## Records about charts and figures
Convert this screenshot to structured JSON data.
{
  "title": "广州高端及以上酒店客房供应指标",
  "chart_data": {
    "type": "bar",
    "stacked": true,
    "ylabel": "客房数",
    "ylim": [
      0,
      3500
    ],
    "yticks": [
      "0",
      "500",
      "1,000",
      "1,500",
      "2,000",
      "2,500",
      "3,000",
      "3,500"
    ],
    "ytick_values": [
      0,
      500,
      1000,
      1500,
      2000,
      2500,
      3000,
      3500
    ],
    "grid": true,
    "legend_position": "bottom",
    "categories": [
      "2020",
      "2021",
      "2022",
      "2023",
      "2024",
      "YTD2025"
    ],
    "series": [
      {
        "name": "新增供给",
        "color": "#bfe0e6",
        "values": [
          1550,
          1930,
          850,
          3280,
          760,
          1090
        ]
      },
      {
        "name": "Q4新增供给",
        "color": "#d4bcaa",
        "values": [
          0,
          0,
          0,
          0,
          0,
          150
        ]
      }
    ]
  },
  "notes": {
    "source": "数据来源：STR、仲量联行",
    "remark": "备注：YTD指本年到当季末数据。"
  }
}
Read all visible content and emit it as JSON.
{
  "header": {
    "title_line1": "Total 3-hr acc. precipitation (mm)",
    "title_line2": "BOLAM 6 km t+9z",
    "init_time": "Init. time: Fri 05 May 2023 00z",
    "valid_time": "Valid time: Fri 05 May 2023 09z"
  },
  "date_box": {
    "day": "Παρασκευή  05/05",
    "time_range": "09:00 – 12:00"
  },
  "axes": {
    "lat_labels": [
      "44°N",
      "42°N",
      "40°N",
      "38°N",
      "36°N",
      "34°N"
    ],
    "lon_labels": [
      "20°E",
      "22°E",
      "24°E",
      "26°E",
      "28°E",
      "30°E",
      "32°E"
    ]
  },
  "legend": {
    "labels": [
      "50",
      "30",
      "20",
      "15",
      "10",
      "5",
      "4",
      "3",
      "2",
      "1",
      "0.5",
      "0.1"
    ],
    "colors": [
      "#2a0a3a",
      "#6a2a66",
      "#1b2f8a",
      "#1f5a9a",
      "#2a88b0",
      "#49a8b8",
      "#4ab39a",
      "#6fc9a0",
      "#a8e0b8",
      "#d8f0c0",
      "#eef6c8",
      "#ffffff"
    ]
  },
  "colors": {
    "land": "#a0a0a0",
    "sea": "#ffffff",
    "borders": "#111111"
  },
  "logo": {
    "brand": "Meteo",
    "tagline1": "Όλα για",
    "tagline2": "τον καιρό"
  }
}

--

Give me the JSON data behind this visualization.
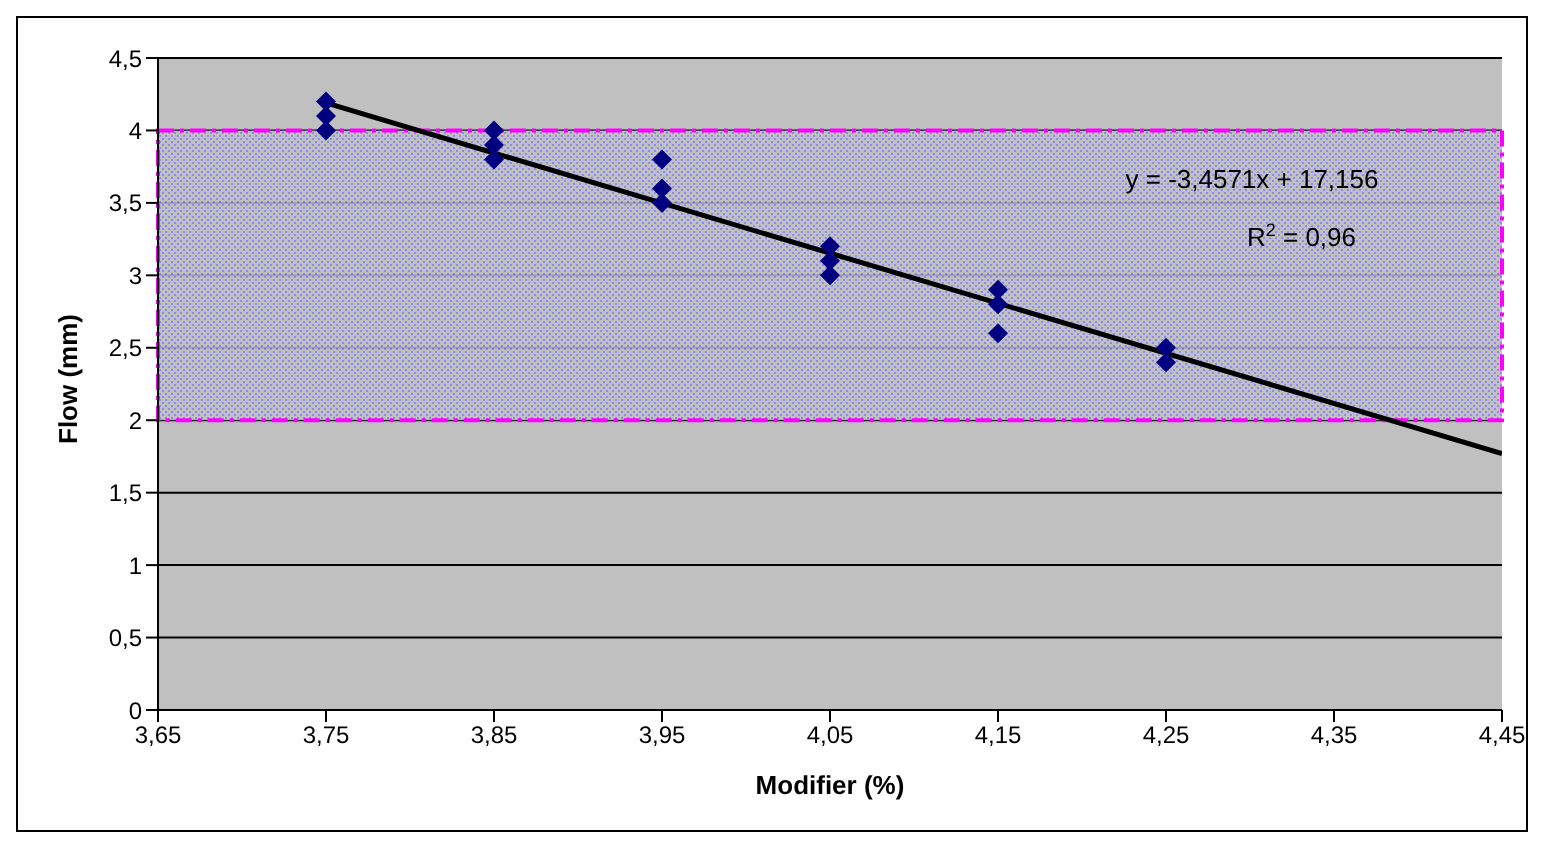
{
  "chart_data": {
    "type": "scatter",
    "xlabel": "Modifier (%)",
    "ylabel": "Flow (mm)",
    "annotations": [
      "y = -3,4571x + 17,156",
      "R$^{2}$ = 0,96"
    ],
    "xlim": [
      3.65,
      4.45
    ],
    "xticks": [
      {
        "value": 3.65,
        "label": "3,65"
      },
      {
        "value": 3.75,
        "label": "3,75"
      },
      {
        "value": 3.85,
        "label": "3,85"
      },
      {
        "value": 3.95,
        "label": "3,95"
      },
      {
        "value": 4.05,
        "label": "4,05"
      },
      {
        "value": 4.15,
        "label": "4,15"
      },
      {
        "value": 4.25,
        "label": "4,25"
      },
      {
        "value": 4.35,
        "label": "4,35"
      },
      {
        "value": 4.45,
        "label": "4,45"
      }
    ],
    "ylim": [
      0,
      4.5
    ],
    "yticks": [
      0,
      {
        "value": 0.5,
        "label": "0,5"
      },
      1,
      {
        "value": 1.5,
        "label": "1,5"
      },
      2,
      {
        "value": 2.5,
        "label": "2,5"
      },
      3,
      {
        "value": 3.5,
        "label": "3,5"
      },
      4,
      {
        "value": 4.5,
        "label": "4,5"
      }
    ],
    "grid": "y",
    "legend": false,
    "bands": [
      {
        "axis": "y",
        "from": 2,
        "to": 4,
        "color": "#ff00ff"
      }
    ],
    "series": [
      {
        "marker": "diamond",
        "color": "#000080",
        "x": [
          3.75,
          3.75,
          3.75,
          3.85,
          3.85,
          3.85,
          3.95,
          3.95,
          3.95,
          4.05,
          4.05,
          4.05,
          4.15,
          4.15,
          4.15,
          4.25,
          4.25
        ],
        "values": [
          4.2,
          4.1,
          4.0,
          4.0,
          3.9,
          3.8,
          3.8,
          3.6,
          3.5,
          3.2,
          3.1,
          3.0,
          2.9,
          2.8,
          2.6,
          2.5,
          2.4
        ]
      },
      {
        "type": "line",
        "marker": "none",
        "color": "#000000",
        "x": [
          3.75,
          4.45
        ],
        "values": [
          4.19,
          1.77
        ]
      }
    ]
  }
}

## Aim
Work out how many lines above contain the word "this". Give only the number.

## Result
2